===== STORED ROWS
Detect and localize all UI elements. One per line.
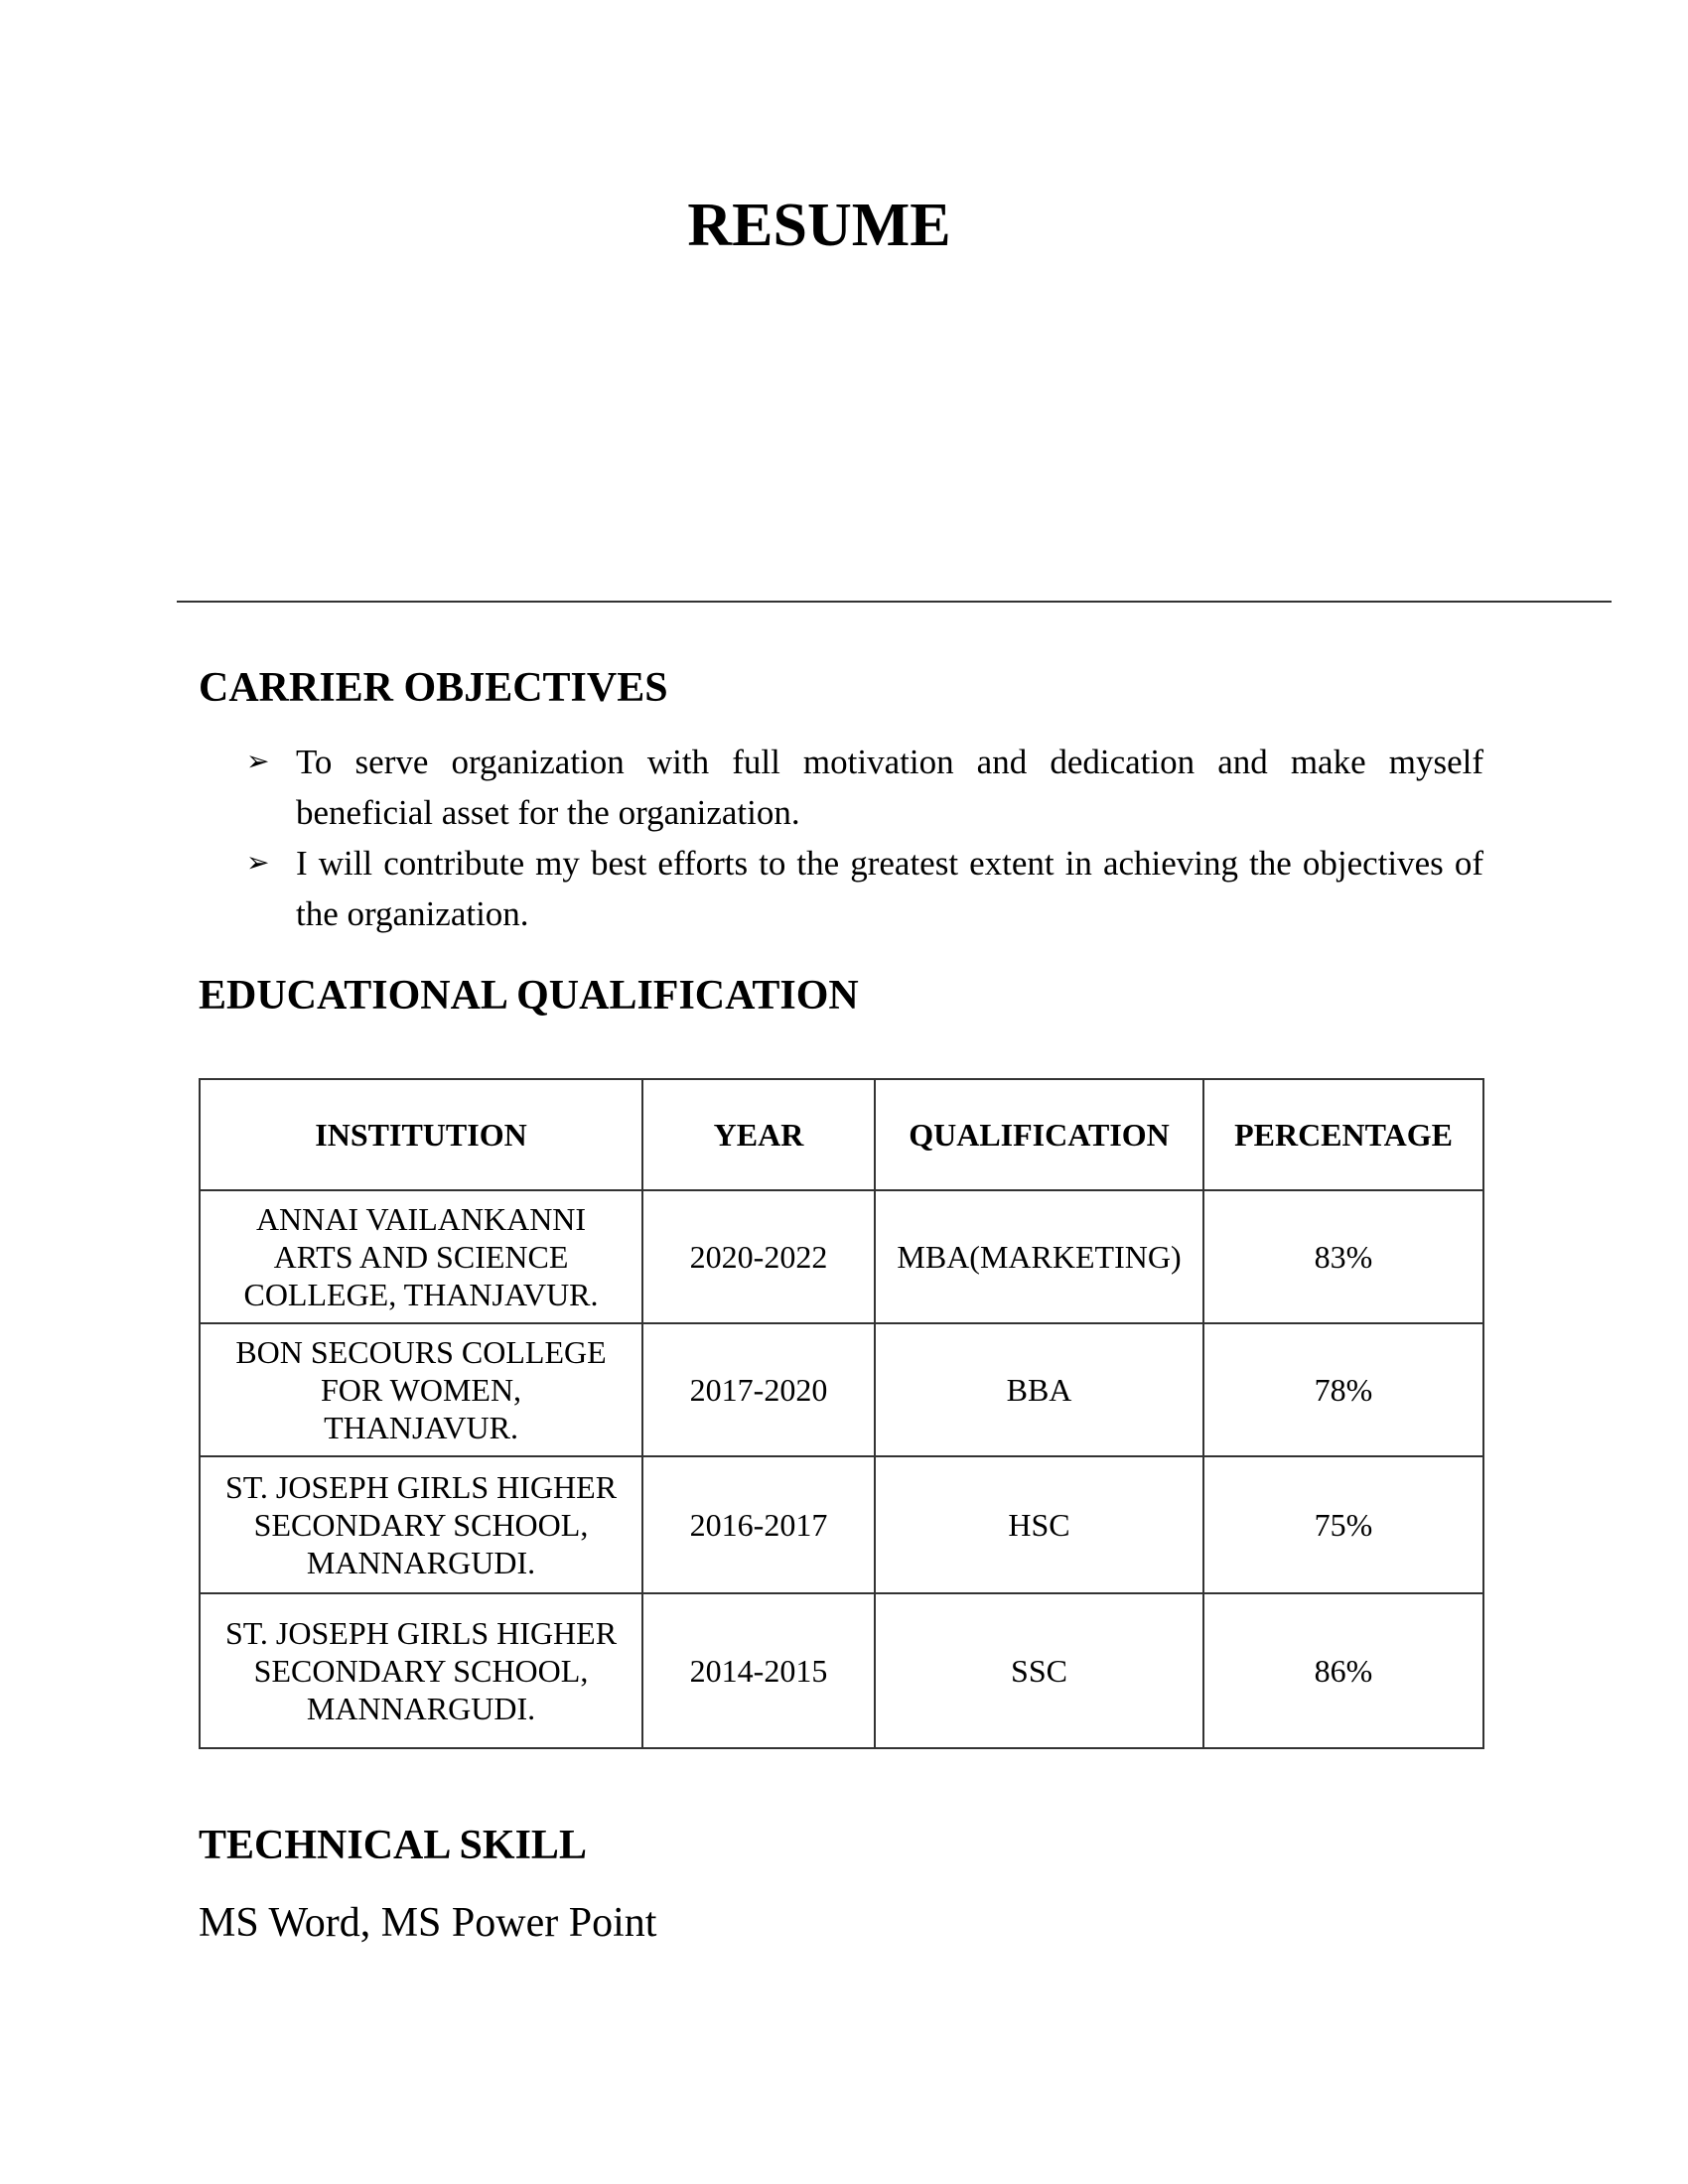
- institution-line: BON SECOURS COLLEGE: [235, 1334, 607, 1370]
- table-row: [200, 1593, 1483, 1748]
- year-cell: 2014-2015: [642, 1593, 875, 1748]
- percentage-cell: 86%: [1203, 1593, 1483, 1748]
- institution-cell: [200, 1456, 642, 1593]
- institution-line: SECONDARY SCHOOL,: [253, 1653, 589, 1689]
- technical-skill-heading: TECHNICAL SKILL: [199, 1823, 587, 1868]
- percentage-cell: 75%: [1203, 1456, 1483, 1593]
- percentage-cell: 78%: [1203, 1323, 1483, 1456]
- objectives-heading: CARRIER OBJECTIVES: [199, 665, 668, 711]
- arrow-bullet-icon: ➢: [246, 747, 270, 777]
- institution-line: ST. JOSEPH GIRLS HIGHER: [224, 1615, 618, 1651]
- objectives-list: [246, 737, 1483, 939]
- technical-skills-text: MS Word, MS Power Point: [199, 1900, 657, 1946]
- education-table: [199, 1078, 1484, 1749]
- institution-line: COLLEGE, THANJAVUR.: [243, 1277, 599, 1312]
- institution-line: ANNAI VAILANKANNI: [255, 1201, 587, 1237]
- qualification-cell: BBA: [875, 1323, 1203, 1456]
- year-cell: 2016-2017: [642, 1456, 875, 1593]
- table-row: [200, 1456, 1483, 1593]
- qualification-cell: HSC: [875, 1456, 1203, 1593]
- horizontal-divider: [177, 601, 1612, 603]
- percentage-cell: 83%: [1203, 1190, 1483, 1323]
- institution-line: THANJAVUR.: [324, 1410, 518, 1445]
- education-heading: EDUCATIONAL QUALIFICATION: [199, 973, 859, 1019]
- table-row: [200, 1323, 1483, 1456]
- institution-line: MANNARGUDI.: [306, 1691, 536, 1726]
- column-header-year: YEAR: [642, 1079, 875, 1190]
- column-header-qualification: QUALIFICATION: [875, 1079, 1203, 1190]
- column-header-percentage: PERCENTAGE: [1203, 1079, 1483, 1190]
- year-cell: 2020-2022: [642, 1190, 875, 1323]
- objective-item: [246, 838, 1483, 939]
- objective-item: [246, 737, 1483, 838]
- qualification-cell: SSC: [875, 1593, 1203, 1748]
- page-title: RESUME: [687, 192, 951, 259]
- qualification-cell: MBA(MARKETING): [875, 1190, 1203, 1323]
- table-header-row: [200, 1079, 1483, 1190]
- institution-line: SECONDARY SCHOOL,: [253, 1507, 589, 1543]
- objective-text: To serve organization with full motivation and dedication and make myself beneficial asset for the organization.: [296, 743, 1483, 832]
- column-header-institution: INSTITUTION: [200, 1079, 642, 1190]
- year-cell: 2017-2020: [642, 1323, 875, 1456]
- institution-line: ST. JOSEPH GIRLS HIGHER: [224, 1469, 618, 1505]
- institution-line: ARTS AND SCIENCE: [273, 1239, 569, 1275]
- arrow-bullet-icon: ➢: [246, 848, 270, 879]
- institution-cell: [200, 1190, 642, 1323]
- objective-text: I will contribute my best efforts to the greatest extent in achieving the objectives of the organization.: [296, 844, 1483, 933]
- institution-line: MANNARGUDI.: [306, 1545, 536, 1580]
- table-row: [200, 1190, 1483, 1323]
- institution-cell: [200, 1323, 642, 1456]
- institution-line: FOR WOMEN,: [320, 1372, 522, 1408]
- institution-cell: [200, 1593, 642, 1748]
==========
• EXERCISE AIM:
In the listing, take the lines from the line with "- institution-line: BON" up to and including the line with "- institution-line: MANNARGUDI.: [306, 1691, 536, 1726]", and reproduce only those lines with "institution-line" replaced by "school-line" throughout, keeping everything else unchanged.

• EXPECTED ANSWER:
- school-line: BON SECOURS COLLEGE: [235, 1334, 607, 1370]
- table-row: [200, 1593, 1483, 1748]
- year-cell: 2014-2015: [642, 1593, 875, 1748]
- percentage-cell: 86%: [1203, 1593, 1483, 1748]
- institution-cell: [200, 1456, 642, 1593]
- school-line: SECONDARY SCHOOL,: [253, 1653, 589, 1689]
- technical-skill-heading: TECHNICAL SKILL: [199, 1823, 587, 1868]
- percentage-cell: 75%: [1203, 1456, 1483, 1593]
- percentage-cell: 78%: [1203, 1323, 1483, 1456]
- objectives-heading: CARRIER OBJECTIVES: [199, 665, 668, 711]
- arrow-bullet-icon: ➢: [246, 747, 270, 777]
- school-line: ST. JOSEPH GIRLS HIGHER: [224, 1615, 618, 1651]
- objectives-list: [246, 737, 1483, 939]
- technical-skills-text: MS Word, MS Power Point: [199, 1900, 657, 1946]
- education-table: [199, 1078, 1484, 1749]
- school-line: COLLEGE, THANJAVUR.: [243, 1277, 599, 1312]
- school-line: ANNAI VAILANKANNI: [255, 1201, 587, 1237]
- qualification-cell: BBA: [875, 1323, 1203, 1456]
- year-cell: 2016-2017: [642, 1456, 875, 1593]
- table-row: [200, 1456, 1483, 1593]
- qualification-cell: HSC: [875, 1456, 1203, 1593]
- horizontal-divider: [177, 601, 1612, 603]
- percentage-cell: 83%: [1203, 1190, 1483, 1323]
- school-line: THANJAVUR.: [324, 1410, 518, 1445]
- education-heading: EDUCATIONAL QUALIFICATION: [199, 973, 859, 1019]
- table-row: [200, 1323, 1483, 1456]
- school-line: MANNARGUDI.: [306, 1691, 536, 1726]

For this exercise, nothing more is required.